Work to do. Begin at the line containing "Output a JSON" and give again every line to the end of the records, exactly, without the pictures.
※ ※ ※
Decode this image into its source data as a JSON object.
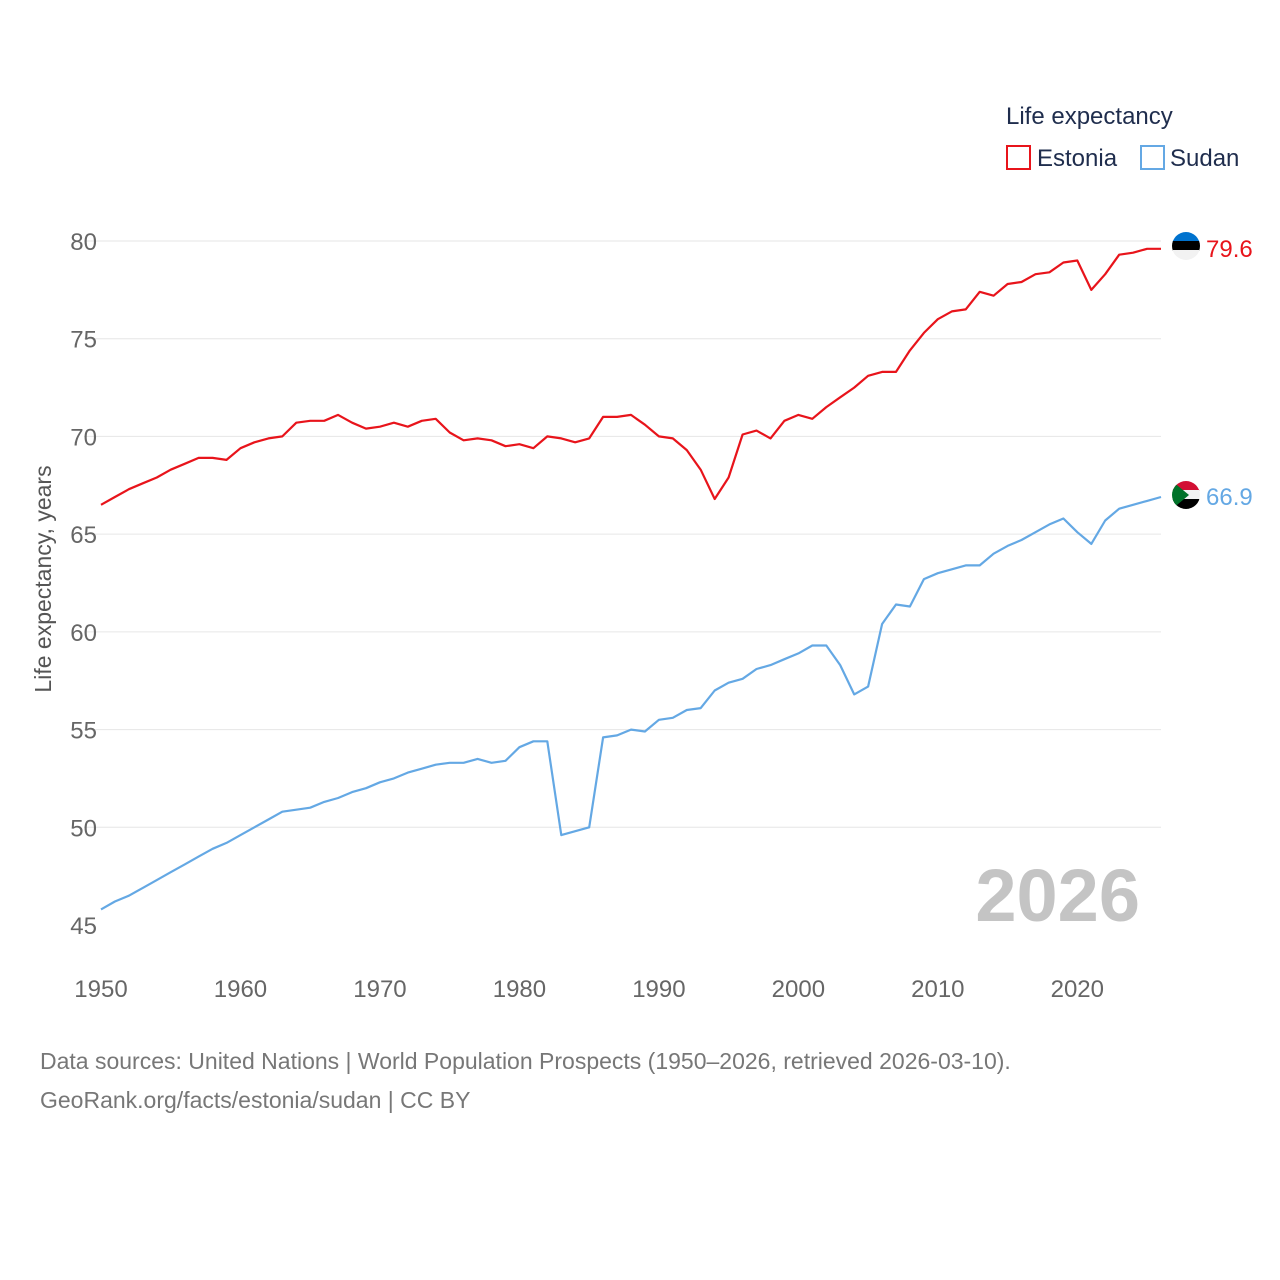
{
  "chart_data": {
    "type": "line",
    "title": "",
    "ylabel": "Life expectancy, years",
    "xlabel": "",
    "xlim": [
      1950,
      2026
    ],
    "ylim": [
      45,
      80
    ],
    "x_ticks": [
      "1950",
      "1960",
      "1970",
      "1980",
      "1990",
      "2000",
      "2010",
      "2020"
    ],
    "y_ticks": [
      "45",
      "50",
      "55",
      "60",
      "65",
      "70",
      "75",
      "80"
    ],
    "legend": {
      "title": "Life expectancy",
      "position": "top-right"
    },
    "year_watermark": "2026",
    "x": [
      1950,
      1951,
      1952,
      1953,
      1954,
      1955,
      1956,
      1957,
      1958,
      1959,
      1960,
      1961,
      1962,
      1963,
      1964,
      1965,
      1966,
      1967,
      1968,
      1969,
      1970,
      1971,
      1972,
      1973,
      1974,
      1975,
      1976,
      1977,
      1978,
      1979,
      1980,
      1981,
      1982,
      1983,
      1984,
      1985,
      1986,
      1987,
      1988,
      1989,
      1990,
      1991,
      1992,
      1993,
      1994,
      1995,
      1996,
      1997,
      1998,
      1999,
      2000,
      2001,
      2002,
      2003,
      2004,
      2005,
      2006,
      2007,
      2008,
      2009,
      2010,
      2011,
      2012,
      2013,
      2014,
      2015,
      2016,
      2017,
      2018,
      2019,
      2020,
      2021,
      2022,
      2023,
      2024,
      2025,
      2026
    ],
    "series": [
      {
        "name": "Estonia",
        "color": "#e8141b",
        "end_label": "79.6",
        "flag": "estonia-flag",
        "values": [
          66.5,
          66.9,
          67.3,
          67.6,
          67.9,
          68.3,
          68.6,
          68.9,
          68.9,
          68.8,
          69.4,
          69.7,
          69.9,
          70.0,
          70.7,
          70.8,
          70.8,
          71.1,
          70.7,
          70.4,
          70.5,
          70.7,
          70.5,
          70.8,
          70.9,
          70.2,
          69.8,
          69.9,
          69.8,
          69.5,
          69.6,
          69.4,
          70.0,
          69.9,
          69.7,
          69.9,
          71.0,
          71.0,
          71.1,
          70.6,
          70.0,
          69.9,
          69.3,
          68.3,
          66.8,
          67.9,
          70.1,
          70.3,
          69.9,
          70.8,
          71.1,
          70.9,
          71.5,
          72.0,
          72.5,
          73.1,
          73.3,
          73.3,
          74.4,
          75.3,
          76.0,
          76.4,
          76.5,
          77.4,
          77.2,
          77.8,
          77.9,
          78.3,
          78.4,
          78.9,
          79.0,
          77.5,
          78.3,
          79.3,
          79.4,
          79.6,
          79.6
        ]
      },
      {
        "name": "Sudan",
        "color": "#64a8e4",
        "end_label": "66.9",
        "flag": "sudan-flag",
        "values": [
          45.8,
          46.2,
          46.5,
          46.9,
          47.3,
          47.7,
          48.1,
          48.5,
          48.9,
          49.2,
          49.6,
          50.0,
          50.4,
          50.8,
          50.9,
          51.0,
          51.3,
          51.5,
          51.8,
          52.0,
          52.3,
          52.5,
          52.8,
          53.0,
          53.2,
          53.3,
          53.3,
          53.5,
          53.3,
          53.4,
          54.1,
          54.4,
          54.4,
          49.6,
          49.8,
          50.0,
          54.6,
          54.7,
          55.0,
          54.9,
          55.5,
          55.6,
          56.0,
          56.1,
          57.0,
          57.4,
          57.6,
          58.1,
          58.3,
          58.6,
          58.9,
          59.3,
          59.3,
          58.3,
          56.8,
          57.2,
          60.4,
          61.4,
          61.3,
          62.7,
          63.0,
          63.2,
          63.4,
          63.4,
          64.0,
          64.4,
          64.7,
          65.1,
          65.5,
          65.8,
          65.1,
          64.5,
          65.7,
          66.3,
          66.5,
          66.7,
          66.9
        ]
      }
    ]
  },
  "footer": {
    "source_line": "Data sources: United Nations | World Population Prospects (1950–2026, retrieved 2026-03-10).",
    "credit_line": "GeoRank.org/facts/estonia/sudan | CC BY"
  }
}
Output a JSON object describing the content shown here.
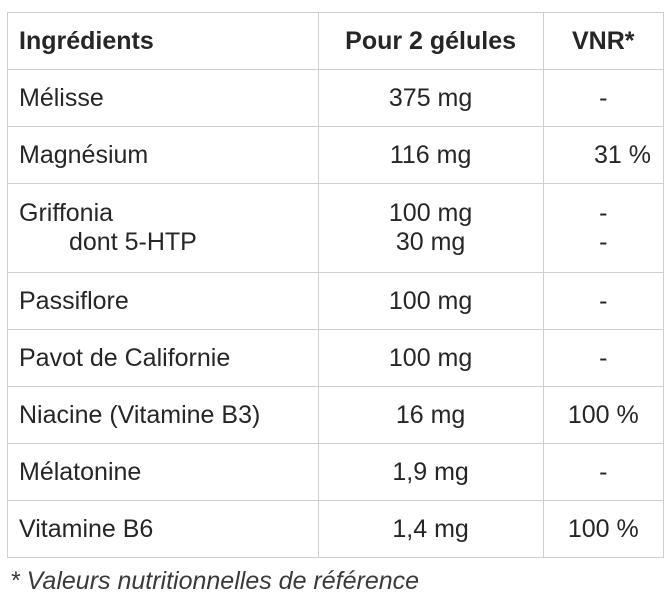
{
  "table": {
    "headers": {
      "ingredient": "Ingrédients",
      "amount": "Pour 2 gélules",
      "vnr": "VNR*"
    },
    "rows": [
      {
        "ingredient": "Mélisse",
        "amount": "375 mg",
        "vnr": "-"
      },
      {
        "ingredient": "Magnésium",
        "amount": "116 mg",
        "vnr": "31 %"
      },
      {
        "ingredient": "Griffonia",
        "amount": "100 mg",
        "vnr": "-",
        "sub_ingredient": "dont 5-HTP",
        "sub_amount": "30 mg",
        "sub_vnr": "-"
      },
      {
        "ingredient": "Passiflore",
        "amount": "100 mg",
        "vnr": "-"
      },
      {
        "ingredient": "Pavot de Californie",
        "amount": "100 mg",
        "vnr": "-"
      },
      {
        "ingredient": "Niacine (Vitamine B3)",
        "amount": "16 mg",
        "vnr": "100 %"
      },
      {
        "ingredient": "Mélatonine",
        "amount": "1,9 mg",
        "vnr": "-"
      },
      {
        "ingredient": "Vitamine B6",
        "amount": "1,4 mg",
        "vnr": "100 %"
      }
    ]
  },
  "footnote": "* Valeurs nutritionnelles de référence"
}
※ ※ ※
Exercise result.
Output a JSON object describing the content shown here.
{
  "table": {
    "headers": {
      "ingredient": "Ingrédients",
      "amount": "Pour 2 gélules",
      "vnr": "VNR*"
    },
    "rows": [
      {
        "ingredient": "Mélisse",
        "amount": "375 mg",
        "vnr": "-"
      },
      {
        "ingredient": "Magnésium",
        "amount": "116 mg",
        "vnr": "31 %"
      },
      {
        "ingredient": "Griffonia",
        "amount": "100 mg",
        "vnr": "-",
        "sub_ingredient": "dont 5-HTP",
        "sub_amount": "30 mg",
        "sub_vnr": "-"
      },
      {
        "ingredient": "Passiflore",
        "amount": "100 mg",
        "vnr": "-"
      },
      {
        "ingredient": "Pavot de Californie",
        "amount": "100 mg",
        "vnr": "-"
      },
      {
        "ingredient": "Niacine (Vitamine B3)",
        "amount": "16 mg",
        "vnr": "100 %"
      },
      {
        "ingredient": "Mélatonine",
        "amount": "1,9 mg",
        "vnr": "-"
      },
      {
        "ingredient": "Vitamine B6",
        "amount": "1,4 mg",
        "vnr": "100 %"
      }
    ]
  },
  "footnote": "* Valeurs nutritionnelles de référence"
}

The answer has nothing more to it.